What you are asked to do: Could you output, character for character, every line from the first one through the line containing "rope-knot (451, 484, 463, 500)", both included?

Start Records supplied

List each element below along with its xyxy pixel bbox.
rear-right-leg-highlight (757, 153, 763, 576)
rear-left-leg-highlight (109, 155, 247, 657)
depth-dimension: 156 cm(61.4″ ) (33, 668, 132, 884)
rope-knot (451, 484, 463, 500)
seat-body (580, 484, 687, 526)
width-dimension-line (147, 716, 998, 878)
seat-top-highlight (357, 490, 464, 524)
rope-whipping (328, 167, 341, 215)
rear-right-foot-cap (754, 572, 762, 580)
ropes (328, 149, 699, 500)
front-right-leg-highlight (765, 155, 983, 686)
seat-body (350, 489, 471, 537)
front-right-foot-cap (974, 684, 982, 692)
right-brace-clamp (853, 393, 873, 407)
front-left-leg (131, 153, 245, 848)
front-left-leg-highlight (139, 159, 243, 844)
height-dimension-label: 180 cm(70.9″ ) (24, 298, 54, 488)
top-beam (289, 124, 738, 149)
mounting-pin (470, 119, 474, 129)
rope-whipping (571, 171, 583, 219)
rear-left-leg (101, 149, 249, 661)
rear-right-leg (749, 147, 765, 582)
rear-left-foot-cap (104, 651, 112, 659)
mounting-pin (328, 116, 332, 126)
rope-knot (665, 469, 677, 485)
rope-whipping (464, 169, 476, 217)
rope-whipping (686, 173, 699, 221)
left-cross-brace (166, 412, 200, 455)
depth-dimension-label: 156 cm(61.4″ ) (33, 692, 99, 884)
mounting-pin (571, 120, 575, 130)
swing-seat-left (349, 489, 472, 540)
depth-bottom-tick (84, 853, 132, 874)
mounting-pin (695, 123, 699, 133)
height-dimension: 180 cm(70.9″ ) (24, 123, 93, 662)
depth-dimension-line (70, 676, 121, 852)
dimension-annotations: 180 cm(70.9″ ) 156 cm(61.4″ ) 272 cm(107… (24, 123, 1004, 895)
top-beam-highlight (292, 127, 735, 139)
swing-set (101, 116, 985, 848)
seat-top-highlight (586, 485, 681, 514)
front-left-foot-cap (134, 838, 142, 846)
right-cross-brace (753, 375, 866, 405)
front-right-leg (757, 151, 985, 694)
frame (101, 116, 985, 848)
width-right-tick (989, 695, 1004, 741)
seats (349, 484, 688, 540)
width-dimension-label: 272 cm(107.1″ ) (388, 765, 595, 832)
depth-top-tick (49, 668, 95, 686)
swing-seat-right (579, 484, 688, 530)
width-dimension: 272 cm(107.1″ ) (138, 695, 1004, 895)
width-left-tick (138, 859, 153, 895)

End Records supplied

Task solution:
List each element below along with its xyxy pixel bbox.
rear-right-leg-highlight (757, 153, 763, 576)
rear-left-leg-highlight (109, 155, 247, 657)
depth-dimension: 156 cm(61.4″ ) (33, 668, 132, 884)
rope-knot (451, 484, 463, 500)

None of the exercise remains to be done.